**What to do**
Isolate every line in the data with the string "Note" and copy it.

Recorded data

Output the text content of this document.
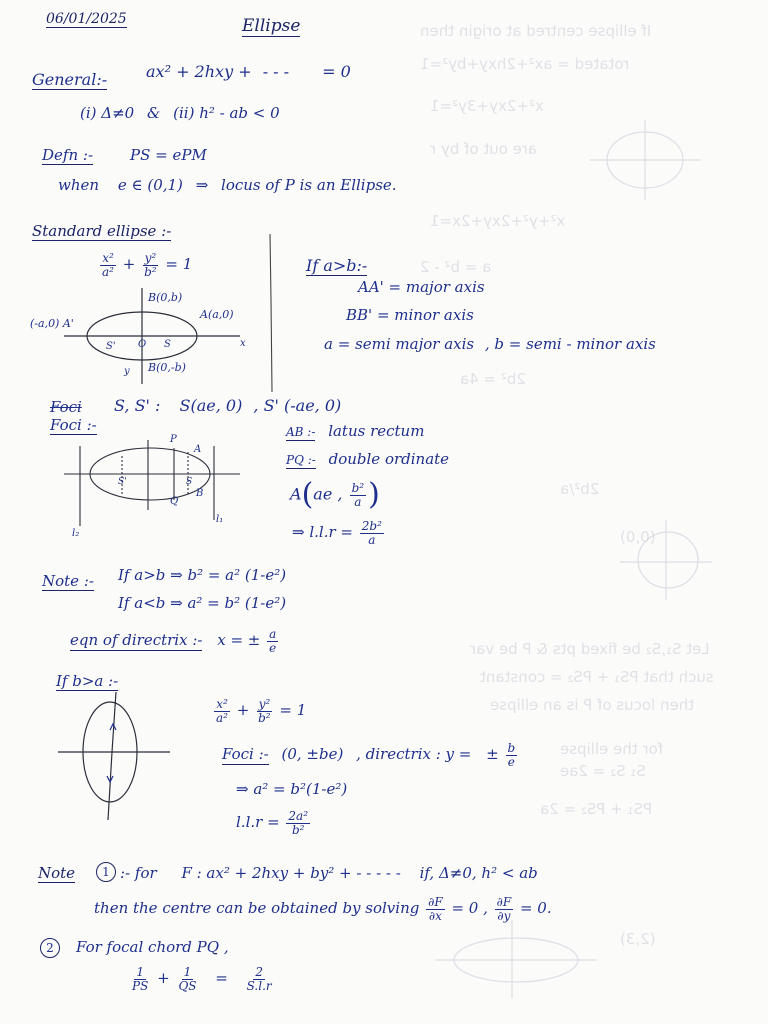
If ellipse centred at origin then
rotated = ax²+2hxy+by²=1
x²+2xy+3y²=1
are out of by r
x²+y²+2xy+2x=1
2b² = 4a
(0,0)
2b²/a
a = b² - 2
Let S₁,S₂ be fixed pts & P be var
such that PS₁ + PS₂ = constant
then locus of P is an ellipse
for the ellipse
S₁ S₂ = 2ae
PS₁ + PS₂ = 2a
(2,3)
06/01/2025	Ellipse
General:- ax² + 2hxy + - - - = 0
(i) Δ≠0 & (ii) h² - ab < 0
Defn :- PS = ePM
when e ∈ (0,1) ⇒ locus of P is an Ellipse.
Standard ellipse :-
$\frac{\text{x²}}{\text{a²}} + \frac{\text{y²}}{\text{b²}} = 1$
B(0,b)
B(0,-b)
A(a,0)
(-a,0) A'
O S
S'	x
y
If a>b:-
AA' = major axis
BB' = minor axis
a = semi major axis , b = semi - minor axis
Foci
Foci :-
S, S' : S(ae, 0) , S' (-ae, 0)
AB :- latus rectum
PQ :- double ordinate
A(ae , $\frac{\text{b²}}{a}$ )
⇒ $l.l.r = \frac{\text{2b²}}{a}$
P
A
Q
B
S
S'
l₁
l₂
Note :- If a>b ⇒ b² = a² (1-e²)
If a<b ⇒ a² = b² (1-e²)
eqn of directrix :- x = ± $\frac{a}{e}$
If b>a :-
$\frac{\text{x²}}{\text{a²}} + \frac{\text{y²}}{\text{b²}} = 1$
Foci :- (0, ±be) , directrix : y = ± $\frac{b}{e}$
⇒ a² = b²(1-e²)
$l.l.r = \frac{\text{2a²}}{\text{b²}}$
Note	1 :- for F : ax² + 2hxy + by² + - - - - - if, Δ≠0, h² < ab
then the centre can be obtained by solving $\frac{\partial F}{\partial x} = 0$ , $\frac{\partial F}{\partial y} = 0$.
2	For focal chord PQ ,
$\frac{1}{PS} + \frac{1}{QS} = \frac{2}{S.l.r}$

* * *

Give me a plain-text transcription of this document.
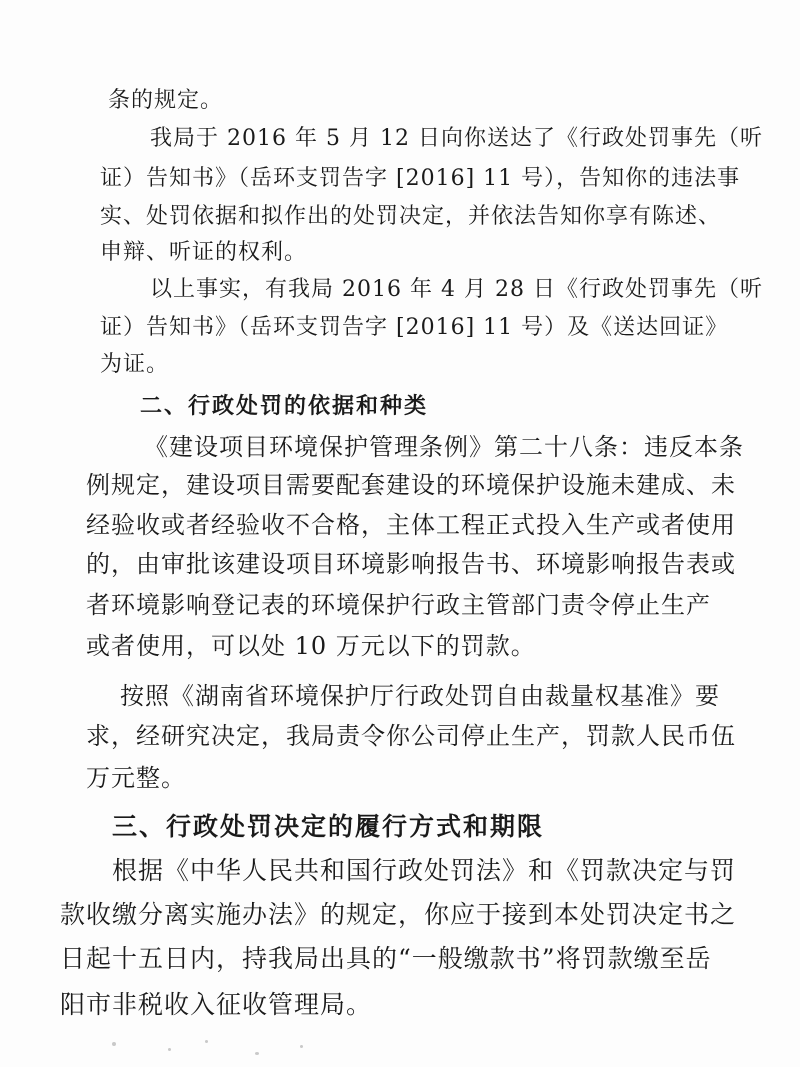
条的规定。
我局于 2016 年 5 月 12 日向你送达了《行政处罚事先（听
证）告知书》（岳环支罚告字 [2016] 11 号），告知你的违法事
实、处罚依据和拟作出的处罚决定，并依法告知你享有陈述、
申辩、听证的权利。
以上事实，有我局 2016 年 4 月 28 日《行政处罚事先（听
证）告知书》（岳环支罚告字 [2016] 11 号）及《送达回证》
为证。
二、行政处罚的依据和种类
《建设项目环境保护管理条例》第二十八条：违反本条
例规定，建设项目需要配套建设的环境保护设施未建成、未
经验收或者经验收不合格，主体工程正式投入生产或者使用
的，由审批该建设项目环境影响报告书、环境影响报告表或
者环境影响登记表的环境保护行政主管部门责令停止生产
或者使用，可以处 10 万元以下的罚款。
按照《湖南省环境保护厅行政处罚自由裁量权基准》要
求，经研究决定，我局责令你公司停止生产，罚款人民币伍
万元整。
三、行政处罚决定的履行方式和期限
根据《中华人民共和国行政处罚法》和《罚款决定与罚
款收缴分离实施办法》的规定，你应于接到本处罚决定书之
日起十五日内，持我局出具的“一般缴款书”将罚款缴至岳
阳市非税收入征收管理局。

**The answer**
Note :- If a>b ⇒ b² = a² (1-e²)
Note	1 :- for F : ax² + 2hxy + by² + - - - - - if, Δ≠0, h² < ab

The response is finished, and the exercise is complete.